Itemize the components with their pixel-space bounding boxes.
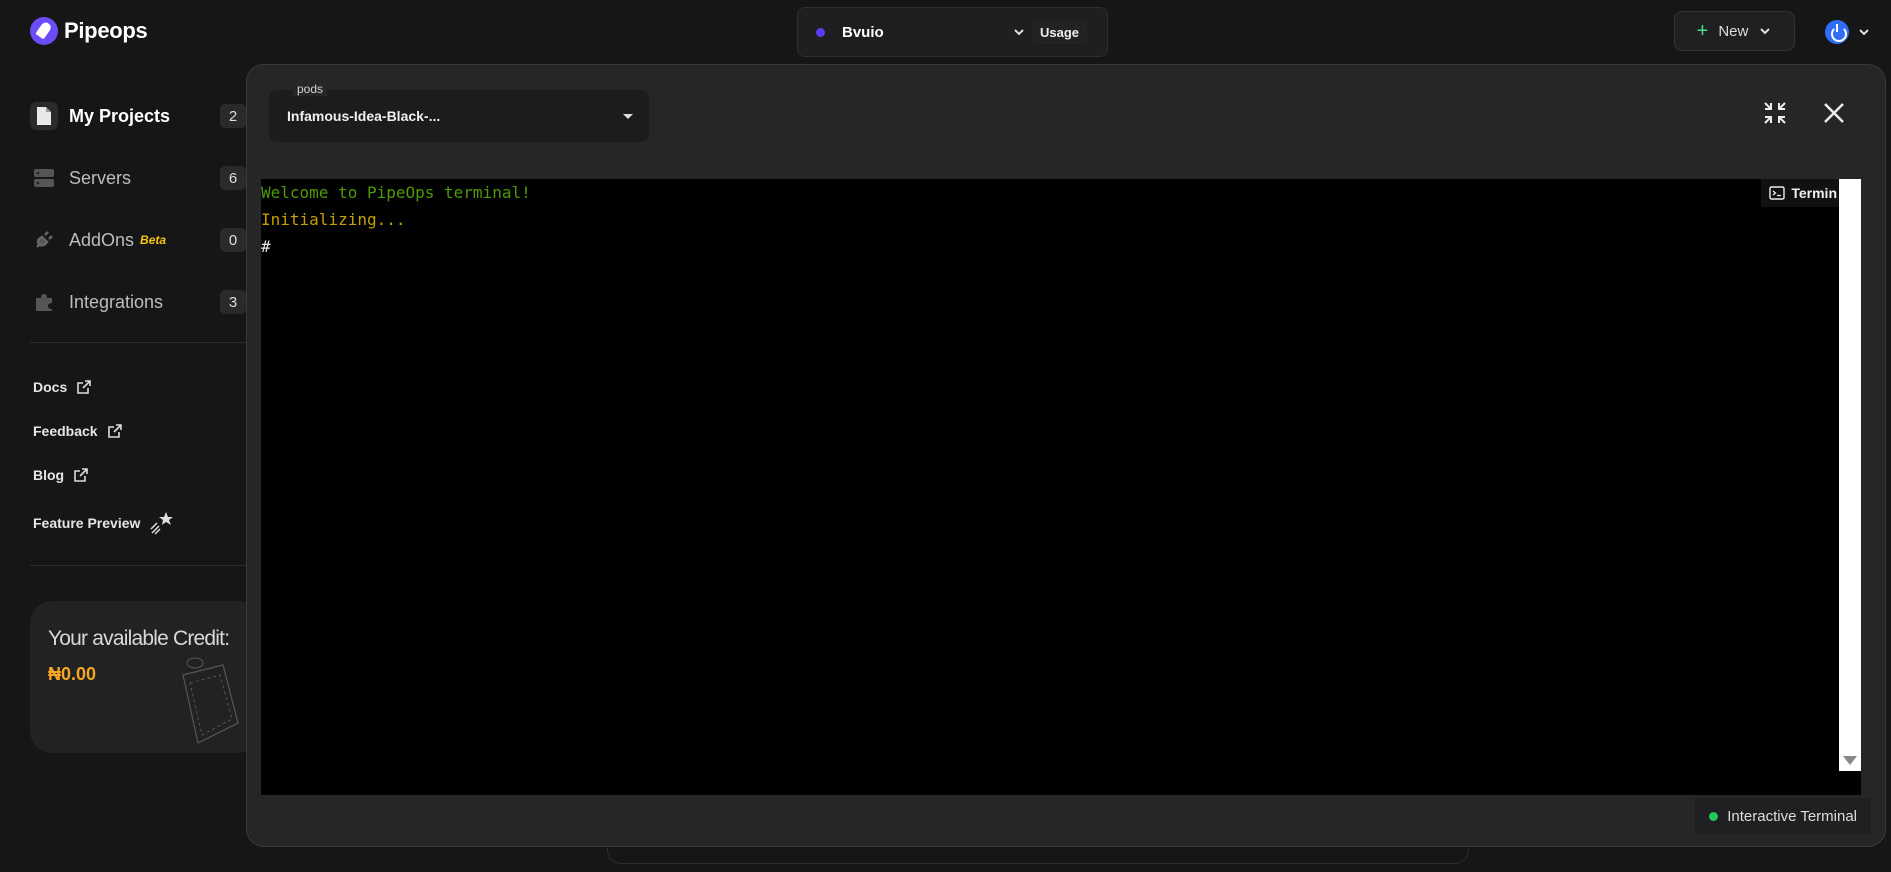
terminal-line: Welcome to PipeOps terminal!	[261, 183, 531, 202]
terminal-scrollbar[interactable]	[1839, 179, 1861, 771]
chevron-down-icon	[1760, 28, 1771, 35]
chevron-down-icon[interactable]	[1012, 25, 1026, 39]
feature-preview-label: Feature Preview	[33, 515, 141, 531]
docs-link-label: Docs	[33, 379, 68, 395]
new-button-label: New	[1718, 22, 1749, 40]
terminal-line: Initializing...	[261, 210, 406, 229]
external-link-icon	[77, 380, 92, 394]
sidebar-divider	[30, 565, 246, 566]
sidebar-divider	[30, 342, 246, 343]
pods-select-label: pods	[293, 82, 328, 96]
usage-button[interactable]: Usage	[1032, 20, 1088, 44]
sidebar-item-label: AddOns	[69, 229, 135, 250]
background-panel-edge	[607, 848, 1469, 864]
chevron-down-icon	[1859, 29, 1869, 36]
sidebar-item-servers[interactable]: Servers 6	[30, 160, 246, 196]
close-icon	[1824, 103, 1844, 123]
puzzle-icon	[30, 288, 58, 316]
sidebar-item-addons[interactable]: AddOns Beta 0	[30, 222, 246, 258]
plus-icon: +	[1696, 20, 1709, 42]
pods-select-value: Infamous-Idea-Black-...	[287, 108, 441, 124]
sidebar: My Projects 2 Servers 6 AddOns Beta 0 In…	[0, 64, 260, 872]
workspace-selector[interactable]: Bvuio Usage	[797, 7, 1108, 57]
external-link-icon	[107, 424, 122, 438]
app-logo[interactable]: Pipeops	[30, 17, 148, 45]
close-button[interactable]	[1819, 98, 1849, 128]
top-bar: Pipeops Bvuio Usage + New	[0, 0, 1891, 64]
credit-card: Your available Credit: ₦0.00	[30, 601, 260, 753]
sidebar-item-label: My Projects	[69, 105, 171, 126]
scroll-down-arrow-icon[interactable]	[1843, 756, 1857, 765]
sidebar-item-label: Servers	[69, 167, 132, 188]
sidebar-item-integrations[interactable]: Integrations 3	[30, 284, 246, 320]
_ _ _ _ _ _ _
## WORK TO DO
Copy the material above with each "chevron-down-icon" changed to "caret-down-icon" and nothing else altered. Leave out the pictures.

## EXPECTED ANSWER
Itemize the components with their pixel-space bounding boxes.
terminal-line: Welcome to PipeOps terminal!	[261, 183, 531, 202]
terminal-scrollbar[interactable]	[1839, 179, 1861, 771]
caret-down-icon	[1760, 28, 1771, 35]
caret-down-icon[interactable]	[1012, 25, 1026, 39]
feature-preview-label: Feature Preview	[33, 515, 141, 531]
docs-link-label: Docs	[33, 379, 68, 395]
new-button-label: New	[1718, 22, 1749, 40]
terminal-line: Initializing...	[261, 210, 406, 229]
external-link-icon	[77, 380, 92, 394]
sidebar-divider	[30, 565, 246, 566]
sidebar-divider	[30, 342, 246, 343]
pods-select-label: pods	[293, 82, 328, 96]
usage-button[interactable]: Usage	[1032, 20, 1088, 44]
sidebar-item-label: AddOns	[69, 229, 135, 250]
background-panel-edge	[607, 848, 1469, 864]
caret-down-icon	[1859, 29, 1869, 36]
sidebar-item-servers[interactable]: Servers 6	[30, 160, 246, 196]
close-icon	[1824, 103, 1844, 123]
puzzle-icon	[30, 288, 58, 316]
sidebar-item-addons[interactable]: AddOns Beta 0	[30, 222, 246, 258]
plus-icon: +	[1696, 20, 1709, 42]
pods-select-value: Infamous-Idea-Black-...	[287, 108, 441, 124]
sidebar: My Projects 2 Servers 6 AddOns Beta 0 In…	[0, 64, 260, 872]
workspace-selector[interactable]: Bvuio Usage	[797, 7, 1108, 57]
external-link-icon	[107, 424, 122, 438]
app-logo[interactable]: Pipeops	[30, 17, 148, 45]
close-button[interactable]	[1819, 98, 1849, 128]
top-bar: Pipeops Bvuio Usage + New	[0, 0, 1891, 64]
credit-card: Your available Credit: ₦0.00	[30, 601, 260, 753]
sidebar-item-label: My Projects	[69, 105, 171, 126]
scroll-down-arrow-icon[interactable]	[1843, 756, 1857, 765]
sidebar-item-label: Servers	[69, 167, 132, 188]
sidebar-item-integrations[interactable]: Integrations 3	[30, 284, 246, 320]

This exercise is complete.